Working data start

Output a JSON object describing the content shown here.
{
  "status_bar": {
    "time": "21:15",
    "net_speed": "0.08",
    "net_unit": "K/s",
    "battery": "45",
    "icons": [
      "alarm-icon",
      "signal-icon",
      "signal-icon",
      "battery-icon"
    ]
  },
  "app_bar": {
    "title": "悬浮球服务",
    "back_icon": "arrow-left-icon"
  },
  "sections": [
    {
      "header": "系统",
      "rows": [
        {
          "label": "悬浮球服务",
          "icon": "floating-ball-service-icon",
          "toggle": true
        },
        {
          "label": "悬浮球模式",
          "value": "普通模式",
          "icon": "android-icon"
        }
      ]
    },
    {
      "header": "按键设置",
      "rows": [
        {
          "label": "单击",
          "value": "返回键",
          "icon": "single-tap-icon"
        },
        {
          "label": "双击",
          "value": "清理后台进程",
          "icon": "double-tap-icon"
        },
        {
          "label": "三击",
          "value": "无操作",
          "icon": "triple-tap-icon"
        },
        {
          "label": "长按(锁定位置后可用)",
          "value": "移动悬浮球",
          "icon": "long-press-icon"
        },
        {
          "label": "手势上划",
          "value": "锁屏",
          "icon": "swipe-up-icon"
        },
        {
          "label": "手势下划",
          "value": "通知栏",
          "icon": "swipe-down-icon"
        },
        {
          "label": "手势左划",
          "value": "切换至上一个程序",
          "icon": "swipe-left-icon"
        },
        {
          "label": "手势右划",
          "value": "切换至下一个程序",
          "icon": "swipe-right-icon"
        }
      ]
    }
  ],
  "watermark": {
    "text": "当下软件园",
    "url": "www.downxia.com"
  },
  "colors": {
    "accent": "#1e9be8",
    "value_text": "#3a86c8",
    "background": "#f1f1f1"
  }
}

Working data end
Working data start

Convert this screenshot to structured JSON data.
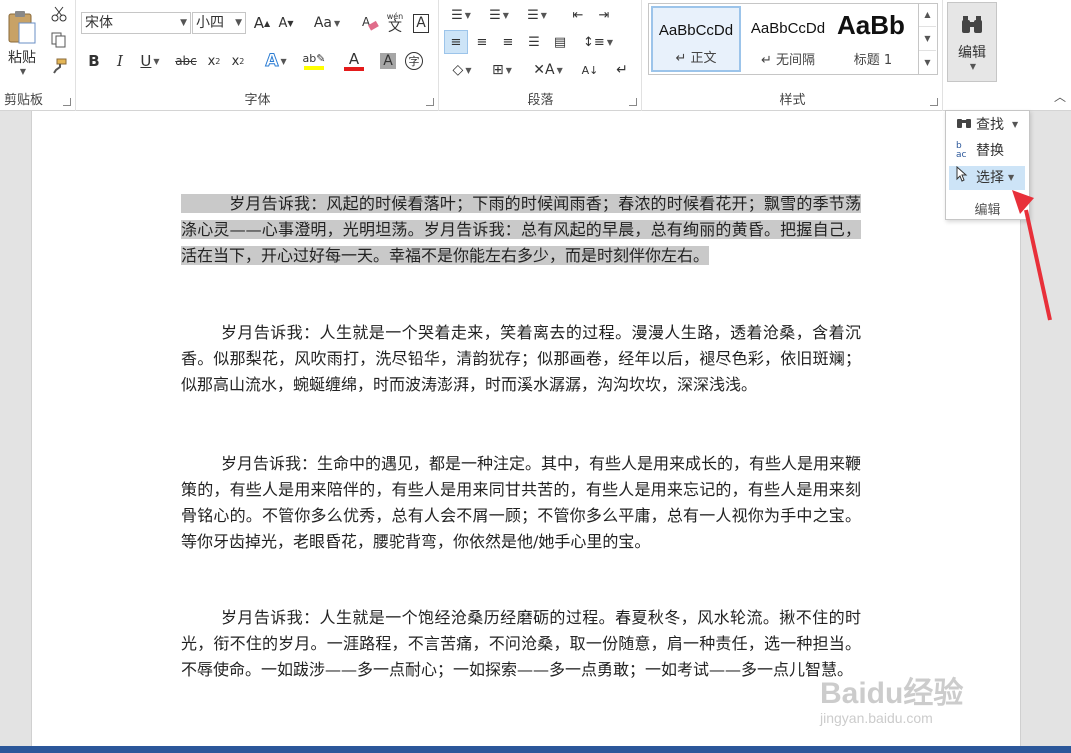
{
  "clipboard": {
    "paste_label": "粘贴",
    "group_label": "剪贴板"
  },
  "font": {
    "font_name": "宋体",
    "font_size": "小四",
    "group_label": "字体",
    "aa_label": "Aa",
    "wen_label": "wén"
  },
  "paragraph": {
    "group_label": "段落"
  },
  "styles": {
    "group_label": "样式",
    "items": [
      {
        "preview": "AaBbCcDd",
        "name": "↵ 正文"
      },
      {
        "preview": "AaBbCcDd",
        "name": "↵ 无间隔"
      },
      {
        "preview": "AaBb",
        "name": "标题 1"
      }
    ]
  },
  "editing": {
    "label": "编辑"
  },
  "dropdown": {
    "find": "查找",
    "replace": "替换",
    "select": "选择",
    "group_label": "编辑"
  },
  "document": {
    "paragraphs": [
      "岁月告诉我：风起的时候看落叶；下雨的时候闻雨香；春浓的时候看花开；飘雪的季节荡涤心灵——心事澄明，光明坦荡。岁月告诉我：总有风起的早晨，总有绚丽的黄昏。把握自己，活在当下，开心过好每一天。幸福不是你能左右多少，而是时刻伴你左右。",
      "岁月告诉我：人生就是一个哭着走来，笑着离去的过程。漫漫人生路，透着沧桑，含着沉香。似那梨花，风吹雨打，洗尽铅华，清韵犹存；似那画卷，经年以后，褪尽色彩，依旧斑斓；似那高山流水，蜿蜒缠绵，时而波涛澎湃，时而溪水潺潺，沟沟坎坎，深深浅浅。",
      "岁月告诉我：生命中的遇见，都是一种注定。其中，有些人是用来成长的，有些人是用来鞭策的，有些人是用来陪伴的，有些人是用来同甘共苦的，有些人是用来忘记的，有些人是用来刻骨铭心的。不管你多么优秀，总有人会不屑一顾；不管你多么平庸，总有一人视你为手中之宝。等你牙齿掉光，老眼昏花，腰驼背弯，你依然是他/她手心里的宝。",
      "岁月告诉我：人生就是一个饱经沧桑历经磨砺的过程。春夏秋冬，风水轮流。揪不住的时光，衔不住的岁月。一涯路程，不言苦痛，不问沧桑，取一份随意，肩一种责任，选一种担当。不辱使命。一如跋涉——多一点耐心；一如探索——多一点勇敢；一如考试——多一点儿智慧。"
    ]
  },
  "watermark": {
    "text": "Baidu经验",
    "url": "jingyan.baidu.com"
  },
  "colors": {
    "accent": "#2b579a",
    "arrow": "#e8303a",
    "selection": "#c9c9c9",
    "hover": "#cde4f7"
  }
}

Working data end

» Stated exercise
Work out the count of lines containing the word "swipe", then write only that count.

» Task solution
4